Written request
Take the data below and repeat it exactly.

Raw data
-- -- --

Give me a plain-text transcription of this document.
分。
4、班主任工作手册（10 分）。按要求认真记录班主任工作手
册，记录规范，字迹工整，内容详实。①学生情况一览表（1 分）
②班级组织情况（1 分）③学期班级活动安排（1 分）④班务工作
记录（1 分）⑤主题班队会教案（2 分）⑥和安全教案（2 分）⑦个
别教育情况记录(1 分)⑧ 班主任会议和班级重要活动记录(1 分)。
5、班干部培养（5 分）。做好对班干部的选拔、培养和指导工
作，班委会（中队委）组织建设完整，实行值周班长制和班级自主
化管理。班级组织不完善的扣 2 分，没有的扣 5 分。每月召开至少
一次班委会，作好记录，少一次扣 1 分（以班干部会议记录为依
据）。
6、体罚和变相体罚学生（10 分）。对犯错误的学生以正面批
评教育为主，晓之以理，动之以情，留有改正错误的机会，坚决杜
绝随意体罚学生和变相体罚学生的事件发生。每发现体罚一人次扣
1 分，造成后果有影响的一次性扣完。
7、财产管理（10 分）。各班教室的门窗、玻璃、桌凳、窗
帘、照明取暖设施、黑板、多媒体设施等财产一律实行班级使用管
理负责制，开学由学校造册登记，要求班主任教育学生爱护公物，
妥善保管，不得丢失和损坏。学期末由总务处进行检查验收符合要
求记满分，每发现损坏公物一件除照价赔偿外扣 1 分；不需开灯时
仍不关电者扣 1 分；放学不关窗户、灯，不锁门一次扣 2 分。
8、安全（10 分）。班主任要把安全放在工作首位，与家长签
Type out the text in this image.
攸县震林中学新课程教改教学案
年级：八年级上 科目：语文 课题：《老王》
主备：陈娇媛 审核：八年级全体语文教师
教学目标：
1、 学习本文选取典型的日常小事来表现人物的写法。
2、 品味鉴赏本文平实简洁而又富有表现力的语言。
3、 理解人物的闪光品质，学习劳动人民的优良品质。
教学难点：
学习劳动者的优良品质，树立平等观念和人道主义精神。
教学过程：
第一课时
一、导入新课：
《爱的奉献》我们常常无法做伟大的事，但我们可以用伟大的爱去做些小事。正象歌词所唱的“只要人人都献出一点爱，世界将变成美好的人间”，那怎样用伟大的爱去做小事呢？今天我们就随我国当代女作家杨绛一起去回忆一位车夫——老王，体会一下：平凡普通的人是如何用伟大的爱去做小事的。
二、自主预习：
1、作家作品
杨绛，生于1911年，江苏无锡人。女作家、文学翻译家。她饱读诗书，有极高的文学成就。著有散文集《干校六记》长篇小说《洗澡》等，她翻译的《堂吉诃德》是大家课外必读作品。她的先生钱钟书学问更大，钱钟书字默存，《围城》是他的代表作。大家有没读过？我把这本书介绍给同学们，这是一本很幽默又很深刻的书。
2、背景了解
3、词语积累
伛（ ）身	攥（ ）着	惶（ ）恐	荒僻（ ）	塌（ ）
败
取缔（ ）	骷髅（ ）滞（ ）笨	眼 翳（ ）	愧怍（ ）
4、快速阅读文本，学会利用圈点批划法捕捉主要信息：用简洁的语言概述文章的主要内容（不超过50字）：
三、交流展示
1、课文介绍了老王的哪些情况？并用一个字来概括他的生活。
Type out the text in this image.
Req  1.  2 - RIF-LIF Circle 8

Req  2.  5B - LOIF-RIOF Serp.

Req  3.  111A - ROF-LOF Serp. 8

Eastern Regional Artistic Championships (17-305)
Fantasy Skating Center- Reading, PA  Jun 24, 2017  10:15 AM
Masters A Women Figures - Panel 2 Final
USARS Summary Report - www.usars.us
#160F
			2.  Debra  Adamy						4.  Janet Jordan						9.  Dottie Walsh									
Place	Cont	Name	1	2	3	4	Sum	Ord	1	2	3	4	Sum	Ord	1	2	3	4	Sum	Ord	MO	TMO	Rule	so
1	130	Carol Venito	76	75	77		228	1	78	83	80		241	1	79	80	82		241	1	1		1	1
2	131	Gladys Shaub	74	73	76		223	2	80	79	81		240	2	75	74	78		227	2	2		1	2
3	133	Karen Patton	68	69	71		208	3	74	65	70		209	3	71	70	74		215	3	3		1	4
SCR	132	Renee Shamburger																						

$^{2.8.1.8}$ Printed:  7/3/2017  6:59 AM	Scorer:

-- -- --

The output
Give me a plain-text transcription of this document.
分。
4、班主任工作手册（10 分）。按要求认真记录班主任工作手
册，记录规范，字迹工整，内容详实。①学生情况一览表（1 分）
②班级组织情况（1 分）③学期班级活动安排（1 分）④班务工作
记录（1 分）⑤主题班队会教案（2 分）⑥和安全教案（2 分）⑦个
别教育情况记录(1 分)⑧ 班主任会议和班级重要活动记录(1 分)。
5、班干部培养（5 分）。做好对班干部的选拔、培养和指导工
作，班委会（中队委）组织建设完整，实行值周班长制和班级自主
化管理。班级组织不完善的扣 2 分，没有的扣 5 分。每月召开至少
一次班委会，作好记录，少一次扣 1 分（以班干部会议记录为依
据）。
6、体罚和变相体罚学生（10 分）。对犯错误的学生以正面批
评教育为主，晓之以理，动之以情，留有改正错误的机会，坚决杜
绝随意体罚学生和变相体罚学生的事件发生。每发现体罚一人次扣
1 分，造成后果有影响的一次性扣完。
7、财产管理（10 分）。各班教室的门窗、玻璃、桌凳、窗
帘、照明取暖设施、黑板、多媒体设施等财产一律实行班级使用管
理负责制，开学由学校造册登记，要求班主任教育学生爱护公物，
妥善保管，不得丢失和损坏。学期末由总务处进行检查验收符合要
求记满分，每发现损坏公物一件除照价赔偿外扣 1 分；不需开灯时
仍不关电者扣 1 分；放学不关窗户、灯，不锁门一次扣 2 分。
8、安全（10 分）。班主任要把安全放在工作首位，与家长签
Type out the text in this image.
攸县震林中学新课程教改教学案
年级：八年级上 科目：语文 课题：《老王》
主备：陈娇媛 审核：八年级全体语文教师
教学目标：
1、 学习本文选取典型的日常小事来表现人物的写法。
2、 品味鉴赏本文平实简洁而又富有表现力的语言。
3、 理解人物的闪光品质，学习劳动人民的优良品质。
教学难点：
学习劳动者的优良品质，树立平等观念和人道主义精神。
教学过程：
第一课时
一、导入新课：
《爱的奉献》我们常常无法做伟大的事，但我们可以用伟大的爱去做些小事。正象歌词所唱的“只要人人都献出一点爱，世界将变成美好的人间”，那怎样用伟大的爱去做小事呢？今天我们就随我国当代女作家杨绛一起去回忆一位车夫——老王，体会一下：平凡普通的人是如何用伟大的爱去做小事的。
二、自主预习：
1、作家作品
杨绛，生于1911年，江苏无锡人。女作家、文学翻译家。她饱读诗书，有极高的文学成就。著有散文集《干校六记》长篇小说《洗澡》等，她翻译的《堂吉诃德》是大家课外必读作品。她的先生钱钟书学问更大，钱钟书字默存，《围城》是他的代表作。大家有没读过？我把这本书介绍给同学们，这是一本很幽默又很深刻的书。
2、背景了解
3、词语积累
伛（ ）身	攥（ ）着	惶（ ）恐	荒僻（ ）	塌（ ）
败
取缔（ ）	骷髅（ ）滞（ ）笨	眼 翳（ ）	愧怍（ ）
4、快速阅读文本，学会利用圈点批划法捕捉主要信息：用简洁的语言概述文章的主要内容（不超过50字）：
三、交流展示
1、课文介绍了老王的哪些情况？并用一个字来概括他的生活。
Type out the text in this image.
Req  1.  2 - RIF-LIF Circle 8

Req  2.  5B - LOIF-RIOF Serp.

Req  3.  111A - ROF-LOF Serp. 8

Eastern Regional Artistic Championships (17-305)
Fantasy Skating Center- Reading, PA  Jun 24, 2017  10:15 AM
Masters A Women Figures - Panel 2 Final
USARS Summary Report - www.usars.us
#160F
			2.  Debra  Adamy						4.  Janet Jordan						9.  Dottie Walsh									
Place	Cont	Name	1	2	3	4	Sum	Ord	1	2	3	4	Sum	Ord	1	2	3	4	Sum	Ord	MO	TMO	Rule	so
1	130	Carol Venito	76	75	77		228	1	78	83	80		241	1	79	80	82		241	1	1		1	1
2	131	Gladys Shaub	74	73	76		223	2	80	79	81		240	2	75	74	78		227	2	2		1	2
3	133	Karen Patton	68	69	71		208	3	74	65	70		209	3	71	70	74		215	3	3		1	4
SCR	132	Renee Shamburger																						

$^{2.8.1.8}$ Printed:  7/3/2017  6:59 AM	Scorer:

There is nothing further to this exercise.